**Tarefas e exercícios:**
a) Imprima, sem alterações, a parte do texto sobre a comissão do déficit que começa em "Os motivos ficam" e vai até "lista de objetivos?".
b) Responda com base no texto sobre a comissão do déficit:
(i) Qual é o limite para as receitas governamentais proposto no "Nosso Guia de Princípios e Valores"?
(ii) Quantos objetivos da reforma tributária Bowles e Simpson apontam, e qual é o primeiro?
(iii) Que exemplos de benefícios fiscais os parlamentares sugerem eliminar?

**Trecho do texto:**
--*--
Era sabido, portanto, que coi­­sa boa não poderia sair da comissão. Na última quarta-feira, entretanto, quando os lí­deres detalharam suas propostas em PowerPoint, o resultado foi pior do que as expectativas mais pessimistas já previam.

Comecemos pelo "Nosso Guia de Princípios e Valores". Um dos tópicos dessa lista é "limitar as receitas governamentais a até 21% do PIB". Isso lá é um princípio orientador? Por que uma comissão encarregada de encontrar caminhos para um orçamento equilibrado estabelece um limite máximo (mas não um mínimo) para a receita?

Os motivos ficam mais claros quando se chega à seção que trata da reforma tributária. Para Bowles e Simpson, os objetivos da reforma são sete. O primeiro deles é "redução de taxas". O sétimo é a "redução do déficit". Como é que uma comissão criada para cortar o déficit se torna uma comissão cuja prioridade número 1 é cortar alíquotas de impostos? Como a redução do déficit foi parar literalmente no último lugar da lista de objetivos?

Na verdade, os líderes propõem uma mistura de corte e aumento de impostos – cortes para os ricos e aumentos para a classe média. Os parlamentares sugerem acabar com benefícios fiscais que, independentemente das opiniões particulares, são muito importantes para os americanos de classe média – como a possibilidade de deduzir gastos com saúde e juros de hipotecas. Além disso, a proposta da comissão usará esse eventual aumento na arrecadação não para reduzir o déficit, mas para permitir reduções drásticas nas alíquotas de im­­postos cobrados das classes mais altas e das empresas.

Faltaria espaço aqui para analisar todos os números, mas as sugestões da comissão representam uma grande transferência de renda para o topo da pirâmide – da classe média para uma pequena minoria de ricos. O que isso tem a ver com redução de déficit?
--*--
**Dados de análise de layout de documentos:**

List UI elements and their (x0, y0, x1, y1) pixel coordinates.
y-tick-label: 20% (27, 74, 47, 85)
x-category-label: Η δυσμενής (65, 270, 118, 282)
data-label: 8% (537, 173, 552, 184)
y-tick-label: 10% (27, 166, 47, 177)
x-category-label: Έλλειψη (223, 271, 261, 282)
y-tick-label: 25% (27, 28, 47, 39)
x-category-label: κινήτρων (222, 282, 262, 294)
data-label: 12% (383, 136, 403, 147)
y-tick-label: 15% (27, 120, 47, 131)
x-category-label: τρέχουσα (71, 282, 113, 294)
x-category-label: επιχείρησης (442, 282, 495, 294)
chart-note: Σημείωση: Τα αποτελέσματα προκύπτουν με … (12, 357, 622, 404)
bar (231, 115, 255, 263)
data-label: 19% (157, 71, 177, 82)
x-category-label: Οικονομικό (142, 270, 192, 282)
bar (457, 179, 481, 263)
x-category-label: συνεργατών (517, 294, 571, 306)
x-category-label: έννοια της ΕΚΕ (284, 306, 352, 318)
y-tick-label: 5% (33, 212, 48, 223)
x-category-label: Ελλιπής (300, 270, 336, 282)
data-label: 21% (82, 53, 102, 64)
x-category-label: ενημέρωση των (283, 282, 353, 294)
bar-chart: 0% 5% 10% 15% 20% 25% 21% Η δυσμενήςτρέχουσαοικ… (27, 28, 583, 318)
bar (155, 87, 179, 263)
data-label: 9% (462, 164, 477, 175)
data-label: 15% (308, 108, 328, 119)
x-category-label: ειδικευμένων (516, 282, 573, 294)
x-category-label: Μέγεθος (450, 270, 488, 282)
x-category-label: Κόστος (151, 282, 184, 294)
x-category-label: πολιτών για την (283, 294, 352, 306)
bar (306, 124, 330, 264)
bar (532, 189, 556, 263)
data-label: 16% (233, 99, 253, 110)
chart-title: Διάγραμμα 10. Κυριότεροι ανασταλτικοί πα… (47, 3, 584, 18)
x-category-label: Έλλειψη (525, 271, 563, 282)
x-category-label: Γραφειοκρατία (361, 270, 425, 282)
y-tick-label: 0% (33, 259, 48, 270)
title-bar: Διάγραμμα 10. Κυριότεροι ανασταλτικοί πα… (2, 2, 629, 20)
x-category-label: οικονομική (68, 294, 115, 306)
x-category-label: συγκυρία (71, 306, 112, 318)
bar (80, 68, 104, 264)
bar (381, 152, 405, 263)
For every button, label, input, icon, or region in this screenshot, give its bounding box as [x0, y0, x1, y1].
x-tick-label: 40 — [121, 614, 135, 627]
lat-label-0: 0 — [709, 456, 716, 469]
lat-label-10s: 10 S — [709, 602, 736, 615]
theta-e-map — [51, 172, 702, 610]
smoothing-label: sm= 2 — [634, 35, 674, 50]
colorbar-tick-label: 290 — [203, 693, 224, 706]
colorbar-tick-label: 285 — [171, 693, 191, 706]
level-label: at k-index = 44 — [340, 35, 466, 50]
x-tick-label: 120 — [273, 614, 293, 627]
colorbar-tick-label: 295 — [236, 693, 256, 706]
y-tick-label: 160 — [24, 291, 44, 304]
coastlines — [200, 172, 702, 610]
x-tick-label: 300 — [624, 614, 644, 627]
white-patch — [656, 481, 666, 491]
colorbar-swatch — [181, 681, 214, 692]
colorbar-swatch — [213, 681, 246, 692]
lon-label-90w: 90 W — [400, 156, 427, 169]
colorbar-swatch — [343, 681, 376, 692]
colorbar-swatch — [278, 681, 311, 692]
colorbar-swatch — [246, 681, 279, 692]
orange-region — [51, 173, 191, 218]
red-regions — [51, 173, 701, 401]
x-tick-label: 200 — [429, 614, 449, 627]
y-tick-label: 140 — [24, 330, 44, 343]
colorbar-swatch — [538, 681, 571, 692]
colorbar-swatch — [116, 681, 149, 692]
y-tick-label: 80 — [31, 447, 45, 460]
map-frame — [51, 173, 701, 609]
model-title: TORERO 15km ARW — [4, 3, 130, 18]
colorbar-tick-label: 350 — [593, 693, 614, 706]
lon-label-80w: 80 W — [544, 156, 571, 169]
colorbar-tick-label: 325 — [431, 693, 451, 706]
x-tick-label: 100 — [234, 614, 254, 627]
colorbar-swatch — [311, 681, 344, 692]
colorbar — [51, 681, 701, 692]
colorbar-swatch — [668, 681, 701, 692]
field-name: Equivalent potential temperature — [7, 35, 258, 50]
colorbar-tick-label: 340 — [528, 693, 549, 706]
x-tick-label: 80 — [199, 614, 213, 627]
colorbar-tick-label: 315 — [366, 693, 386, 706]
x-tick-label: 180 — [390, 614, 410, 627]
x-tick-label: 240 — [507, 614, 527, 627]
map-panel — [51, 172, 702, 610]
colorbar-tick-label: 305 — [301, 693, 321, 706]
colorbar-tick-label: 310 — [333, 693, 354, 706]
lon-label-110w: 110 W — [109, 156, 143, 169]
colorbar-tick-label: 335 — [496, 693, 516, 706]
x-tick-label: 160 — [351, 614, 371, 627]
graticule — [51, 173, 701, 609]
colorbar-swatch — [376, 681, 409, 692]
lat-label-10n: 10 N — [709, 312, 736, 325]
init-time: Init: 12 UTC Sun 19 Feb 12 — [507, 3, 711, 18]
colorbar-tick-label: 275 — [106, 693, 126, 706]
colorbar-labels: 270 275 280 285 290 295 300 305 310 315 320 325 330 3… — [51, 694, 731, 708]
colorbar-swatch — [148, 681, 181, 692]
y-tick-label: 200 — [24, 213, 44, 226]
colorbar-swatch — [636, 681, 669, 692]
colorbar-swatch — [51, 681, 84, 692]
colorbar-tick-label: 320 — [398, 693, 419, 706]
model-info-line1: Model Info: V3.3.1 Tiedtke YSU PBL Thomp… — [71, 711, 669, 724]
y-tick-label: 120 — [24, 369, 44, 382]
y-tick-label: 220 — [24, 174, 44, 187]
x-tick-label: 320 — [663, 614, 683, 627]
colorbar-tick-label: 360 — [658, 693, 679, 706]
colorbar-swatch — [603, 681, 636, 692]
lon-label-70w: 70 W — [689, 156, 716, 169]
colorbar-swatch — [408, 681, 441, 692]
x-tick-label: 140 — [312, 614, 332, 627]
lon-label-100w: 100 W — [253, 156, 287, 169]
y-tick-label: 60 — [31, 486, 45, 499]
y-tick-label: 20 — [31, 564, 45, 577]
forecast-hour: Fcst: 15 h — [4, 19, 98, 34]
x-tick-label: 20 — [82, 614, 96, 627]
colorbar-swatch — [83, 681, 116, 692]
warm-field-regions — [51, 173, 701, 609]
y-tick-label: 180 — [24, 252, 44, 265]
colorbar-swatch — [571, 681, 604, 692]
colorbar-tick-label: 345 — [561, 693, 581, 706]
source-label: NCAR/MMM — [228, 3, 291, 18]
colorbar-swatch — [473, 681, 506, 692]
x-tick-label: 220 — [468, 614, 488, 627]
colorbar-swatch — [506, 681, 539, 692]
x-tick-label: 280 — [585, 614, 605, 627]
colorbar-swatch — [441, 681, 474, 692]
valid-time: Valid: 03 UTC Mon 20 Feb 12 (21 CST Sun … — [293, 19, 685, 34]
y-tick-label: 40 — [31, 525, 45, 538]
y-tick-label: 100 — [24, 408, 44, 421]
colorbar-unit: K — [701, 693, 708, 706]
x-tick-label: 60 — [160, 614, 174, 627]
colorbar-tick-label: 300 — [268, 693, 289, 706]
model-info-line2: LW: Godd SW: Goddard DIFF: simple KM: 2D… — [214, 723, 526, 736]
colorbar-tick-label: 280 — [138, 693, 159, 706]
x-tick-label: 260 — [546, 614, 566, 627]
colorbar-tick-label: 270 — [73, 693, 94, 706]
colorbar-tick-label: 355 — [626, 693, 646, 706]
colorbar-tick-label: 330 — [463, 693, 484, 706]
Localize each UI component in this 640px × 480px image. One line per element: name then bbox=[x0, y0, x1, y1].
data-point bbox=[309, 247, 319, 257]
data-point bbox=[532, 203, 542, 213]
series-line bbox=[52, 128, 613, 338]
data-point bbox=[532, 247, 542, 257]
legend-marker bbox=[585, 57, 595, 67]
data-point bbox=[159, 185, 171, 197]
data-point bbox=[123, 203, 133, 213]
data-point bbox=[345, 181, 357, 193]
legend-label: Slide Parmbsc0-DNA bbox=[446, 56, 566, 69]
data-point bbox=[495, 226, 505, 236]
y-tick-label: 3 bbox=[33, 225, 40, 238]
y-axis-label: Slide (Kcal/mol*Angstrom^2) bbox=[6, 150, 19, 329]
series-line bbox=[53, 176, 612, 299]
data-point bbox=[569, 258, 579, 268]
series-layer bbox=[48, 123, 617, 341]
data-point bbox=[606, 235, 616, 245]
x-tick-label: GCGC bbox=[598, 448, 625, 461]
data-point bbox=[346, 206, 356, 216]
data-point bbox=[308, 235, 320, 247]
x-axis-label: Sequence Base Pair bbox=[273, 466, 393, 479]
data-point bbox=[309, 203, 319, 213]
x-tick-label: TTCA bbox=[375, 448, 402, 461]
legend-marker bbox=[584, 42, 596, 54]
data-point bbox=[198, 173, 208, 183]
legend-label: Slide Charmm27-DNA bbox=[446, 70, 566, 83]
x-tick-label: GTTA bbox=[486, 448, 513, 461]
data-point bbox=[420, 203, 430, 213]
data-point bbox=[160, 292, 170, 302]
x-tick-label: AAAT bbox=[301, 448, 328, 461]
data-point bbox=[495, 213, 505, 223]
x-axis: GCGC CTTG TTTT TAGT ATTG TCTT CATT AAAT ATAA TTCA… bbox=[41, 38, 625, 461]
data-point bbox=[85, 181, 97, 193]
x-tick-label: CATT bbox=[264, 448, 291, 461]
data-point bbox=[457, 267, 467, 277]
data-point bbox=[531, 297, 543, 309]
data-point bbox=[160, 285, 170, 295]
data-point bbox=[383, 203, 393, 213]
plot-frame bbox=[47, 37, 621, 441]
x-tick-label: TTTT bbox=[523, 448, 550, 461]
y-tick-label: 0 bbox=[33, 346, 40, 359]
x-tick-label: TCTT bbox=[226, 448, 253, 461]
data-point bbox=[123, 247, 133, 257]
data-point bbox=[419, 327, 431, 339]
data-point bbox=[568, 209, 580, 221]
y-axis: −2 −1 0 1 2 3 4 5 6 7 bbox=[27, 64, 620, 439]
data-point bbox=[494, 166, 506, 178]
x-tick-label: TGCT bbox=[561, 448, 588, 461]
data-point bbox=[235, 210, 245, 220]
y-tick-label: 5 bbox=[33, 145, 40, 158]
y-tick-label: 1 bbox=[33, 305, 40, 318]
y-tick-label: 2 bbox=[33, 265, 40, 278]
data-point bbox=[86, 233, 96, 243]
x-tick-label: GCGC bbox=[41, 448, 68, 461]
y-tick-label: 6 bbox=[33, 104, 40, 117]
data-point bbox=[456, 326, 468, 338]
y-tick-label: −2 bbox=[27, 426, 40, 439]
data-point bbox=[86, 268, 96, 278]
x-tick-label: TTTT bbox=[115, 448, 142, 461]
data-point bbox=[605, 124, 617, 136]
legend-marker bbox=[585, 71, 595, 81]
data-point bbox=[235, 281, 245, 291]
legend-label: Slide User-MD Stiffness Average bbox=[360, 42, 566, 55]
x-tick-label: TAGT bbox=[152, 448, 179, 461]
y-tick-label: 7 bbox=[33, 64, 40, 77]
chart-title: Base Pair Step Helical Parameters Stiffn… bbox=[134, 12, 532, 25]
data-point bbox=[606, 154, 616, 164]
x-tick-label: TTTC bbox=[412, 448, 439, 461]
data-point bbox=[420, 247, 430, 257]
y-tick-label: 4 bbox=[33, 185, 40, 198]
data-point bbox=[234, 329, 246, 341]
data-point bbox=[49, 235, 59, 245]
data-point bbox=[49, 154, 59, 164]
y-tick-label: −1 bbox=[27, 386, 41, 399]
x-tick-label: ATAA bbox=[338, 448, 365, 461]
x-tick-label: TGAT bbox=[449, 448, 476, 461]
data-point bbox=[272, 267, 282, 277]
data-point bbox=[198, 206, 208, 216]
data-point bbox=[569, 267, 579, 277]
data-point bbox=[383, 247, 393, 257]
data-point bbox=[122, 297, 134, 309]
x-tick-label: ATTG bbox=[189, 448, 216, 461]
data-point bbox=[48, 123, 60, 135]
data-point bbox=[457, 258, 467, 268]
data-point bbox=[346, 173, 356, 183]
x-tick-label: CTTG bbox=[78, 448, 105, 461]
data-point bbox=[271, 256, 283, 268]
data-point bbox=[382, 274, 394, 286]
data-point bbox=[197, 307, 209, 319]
--*--
**Lista de respostas:**
a)
Os motivos ficam mais claros quando se chega à seção que trata da reforma tributária. Para Bowles e Simpson, os objetivos da reforma são sete. O primeiro deles é "redução de taxas". O sétimo é a "redução do déficit". Como é que uma comissão criada para cortar o déficit se torna uma comissão cuja prioridade número 1 é cortar alíquotas de impostos? Como a redução do déficit foi parar literalmente no último lugar da lista de objetivos?

b)
(i) Até 21% do PIB.
(ii) Sete; o primeiro é a "redução de taxas".
(iii) A possibilidade de deduzir gastos com saúde e juros de hipotecas.